[RECORDS SHOWN]:
______________________________
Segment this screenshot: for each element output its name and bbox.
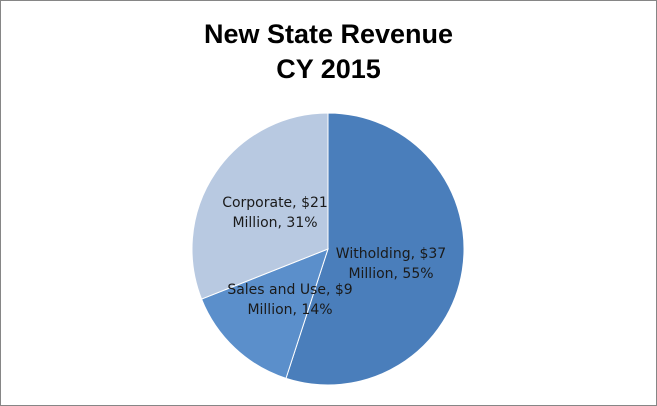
data-label-witholding: Witholding, $37 Million, 55% <box>336 246 446 282</box>
pie-slice-witholding <box>285 112 465 386</box>
data-label-corporate: Corporate, $21 Million, 31% <box>222 195 328 231</box>
chart-title-line2: CY 2015 <box>276 54 381 84</box>
chart-title: New State Revenue CY 2015 <box>1 17 656 87</box>
pie-slice-corporate <box>191 112 329 300</box>
chart-title-line1: New State Revenue <box>203 19 454 49</box>
data-label-sales-and-use: Sales and Use, $9 Million, 14% <box>227 282 352 318</box>
pie-slice-sales-and-use <box>200 248 329 379</box>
______________________________
[INSTRUCTIONS TO FOLLOW]: Copy all of the data above line for line, with no changes, but leave out the picture.

[OUTPUT]:
Segment this screenshot: for each element output its name and bbox.
data-label-witholding: Witholding, $37 Million, 55% <box>336 246 446 282</box>
pie-slice-witholding <box>285 112 465 386</box>
data-label-corporate: Corporate, $21 Million, 31% <box>222 195 328 231</box>
chart-title-line2: CY 2015 <box>276 54 381 84</box>
chart-title: New State Revenue CY 2015 <box>1 17 656 87</box>
pie-slice-corporate <box>191 112 329 300</box>
chart-title-line1: New State Revenue <box>203 19 454 49</box>
data-label-sales-and-use: Sales and Use, $9 Million, 14% <box>227 282 352 318</box>
pie-slice-sales-and-use <box>200 248 329 379</box>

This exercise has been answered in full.